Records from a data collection
● ● ● ● ● ● ●
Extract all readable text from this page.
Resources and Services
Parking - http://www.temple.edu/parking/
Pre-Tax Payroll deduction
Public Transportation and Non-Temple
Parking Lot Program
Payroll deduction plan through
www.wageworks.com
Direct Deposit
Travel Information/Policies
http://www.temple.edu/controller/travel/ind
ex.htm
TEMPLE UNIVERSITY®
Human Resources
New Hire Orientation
● ● ● ● ● ● ●
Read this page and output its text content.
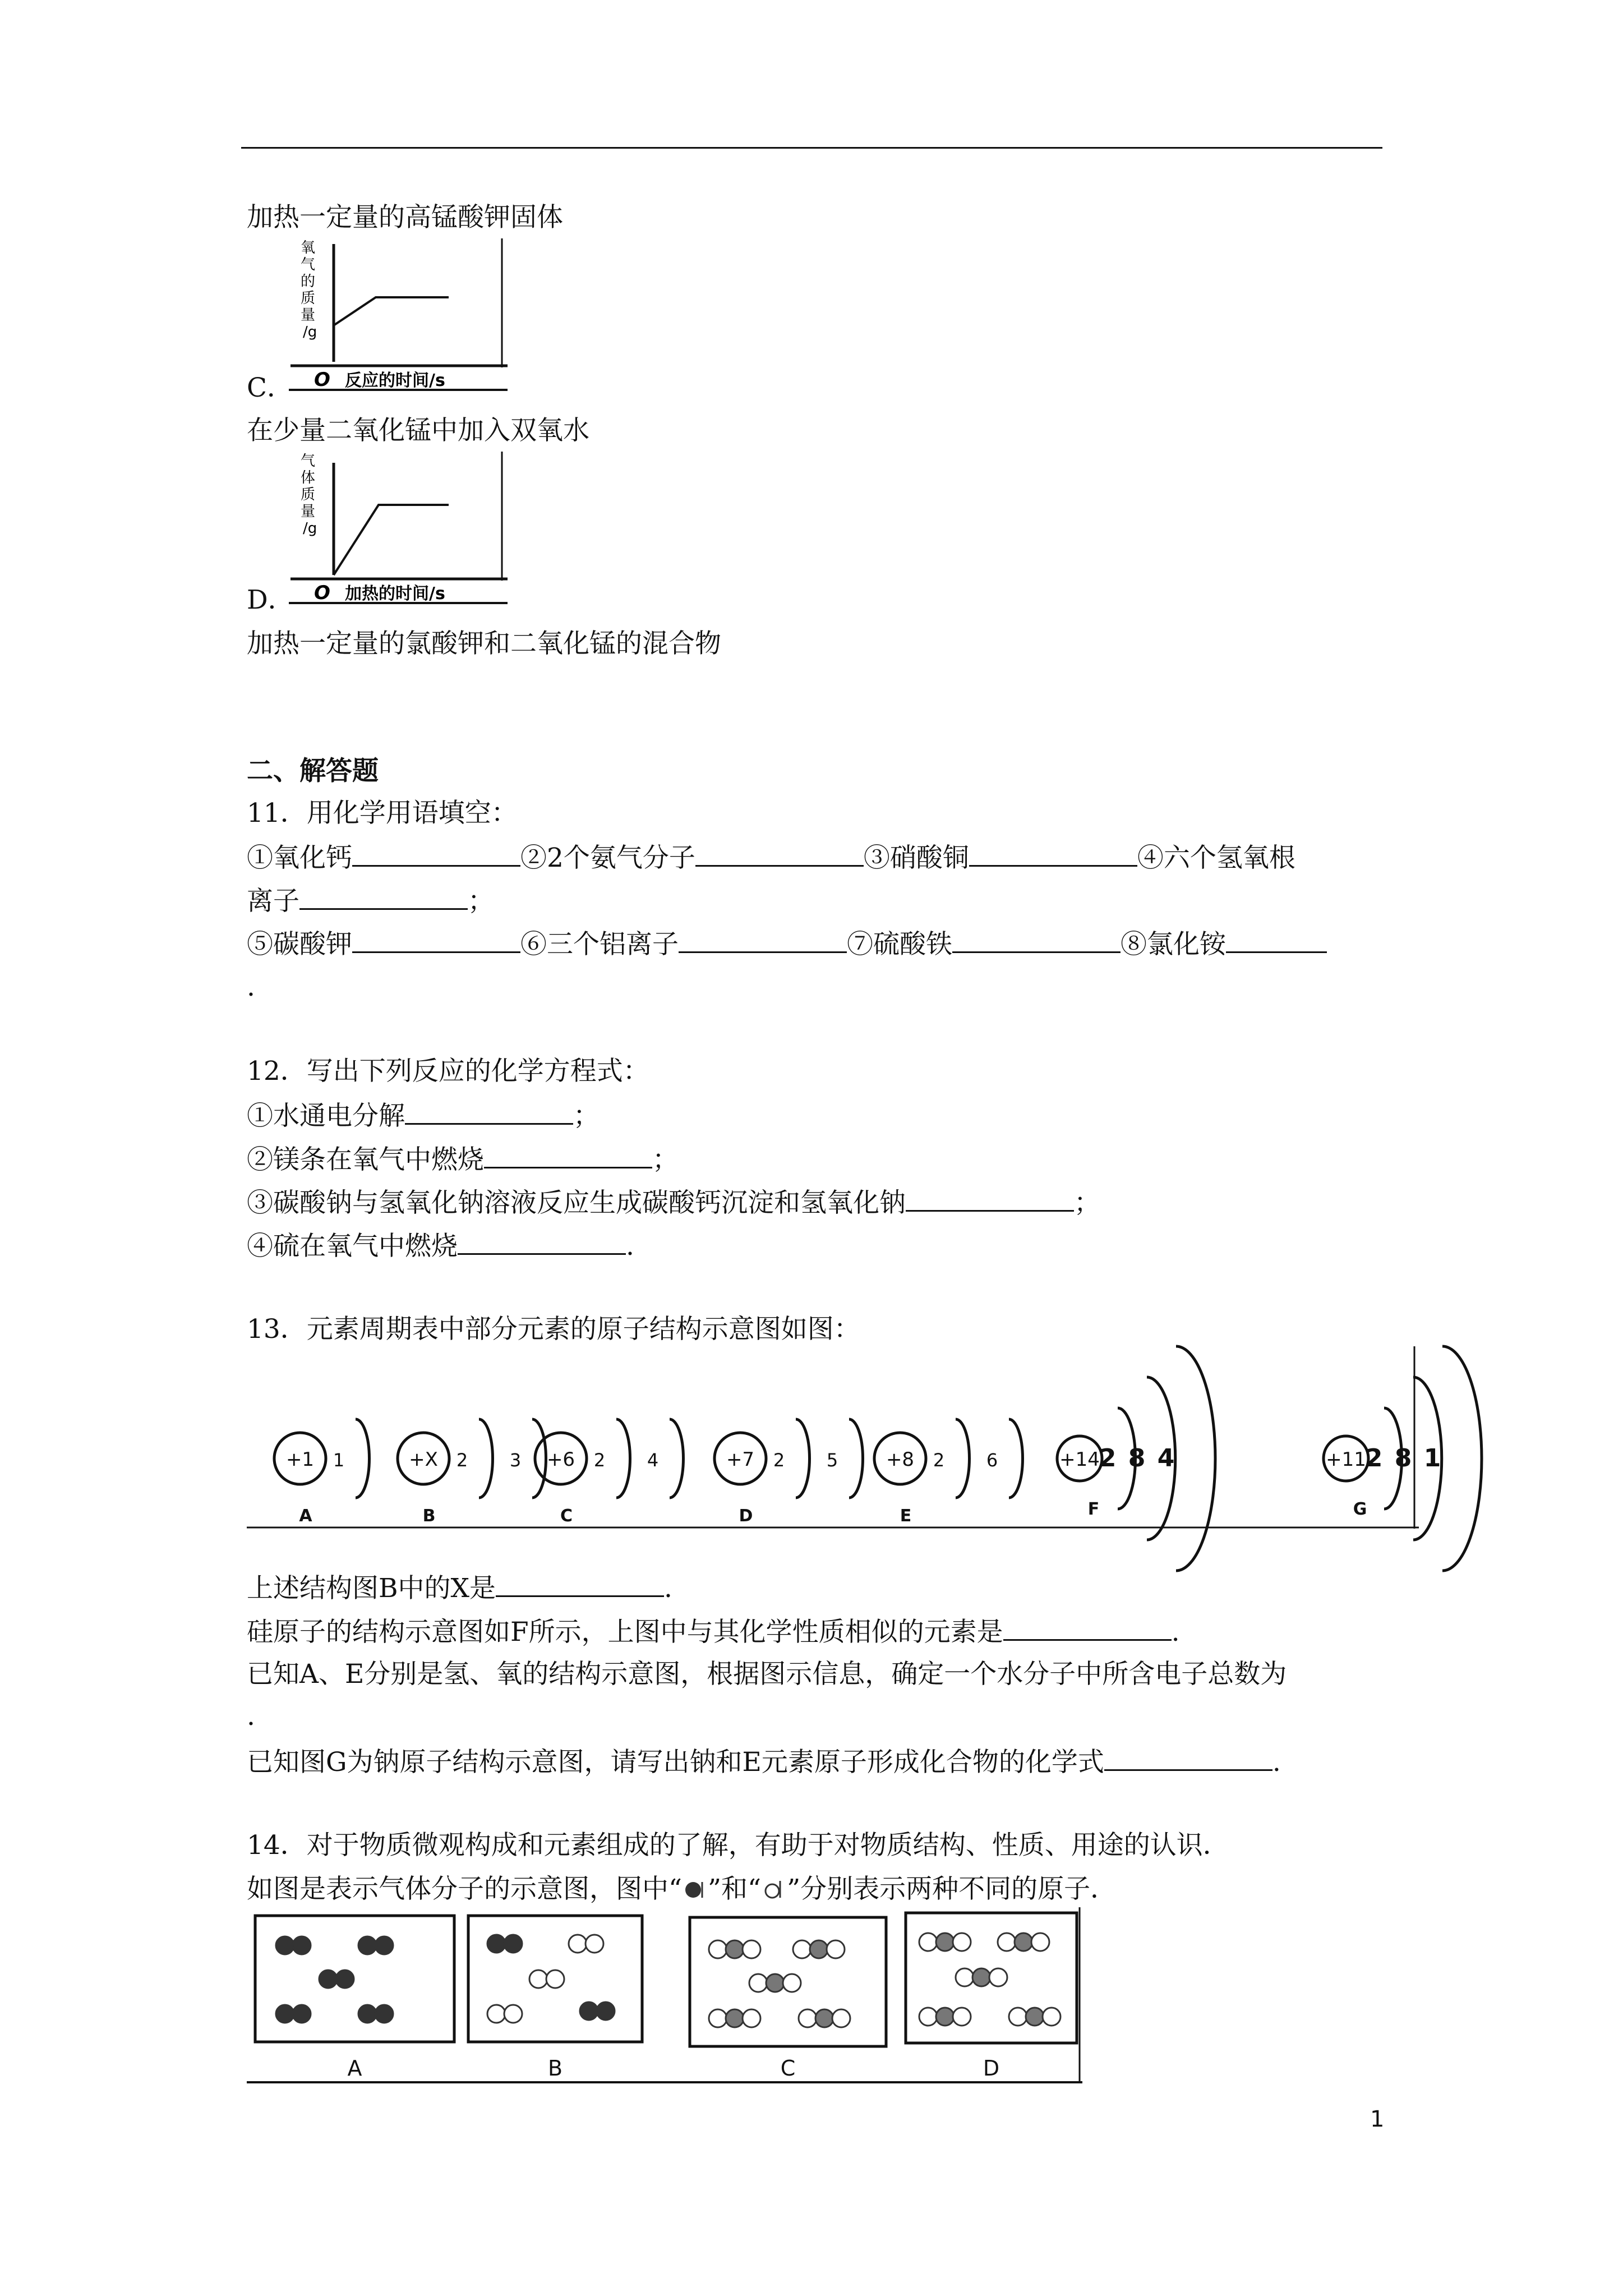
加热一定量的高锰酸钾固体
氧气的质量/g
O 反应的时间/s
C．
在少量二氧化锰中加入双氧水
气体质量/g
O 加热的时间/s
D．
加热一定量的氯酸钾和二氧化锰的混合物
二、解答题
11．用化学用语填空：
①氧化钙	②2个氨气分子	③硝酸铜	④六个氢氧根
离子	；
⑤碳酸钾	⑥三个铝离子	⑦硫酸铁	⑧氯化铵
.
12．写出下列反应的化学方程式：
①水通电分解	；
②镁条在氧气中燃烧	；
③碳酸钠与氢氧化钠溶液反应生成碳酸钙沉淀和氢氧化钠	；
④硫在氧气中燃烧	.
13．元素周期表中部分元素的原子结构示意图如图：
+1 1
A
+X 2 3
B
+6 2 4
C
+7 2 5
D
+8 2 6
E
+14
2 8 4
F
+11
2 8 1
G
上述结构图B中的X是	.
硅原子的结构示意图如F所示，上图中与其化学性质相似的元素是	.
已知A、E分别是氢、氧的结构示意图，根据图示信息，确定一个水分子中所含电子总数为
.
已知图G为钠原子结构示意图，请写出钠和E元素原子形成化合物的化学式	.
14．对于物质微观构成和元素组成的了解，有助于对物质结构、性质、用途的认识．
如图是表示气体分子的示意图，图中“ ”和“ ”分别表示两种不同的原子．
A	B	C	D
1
● ● ● ● ● ● ●
▶ What you will do:
Using the records above, list each line that includes "text".

▶ Solution to the problem:
Extract all readable text from this page.
Read this page and output its text content.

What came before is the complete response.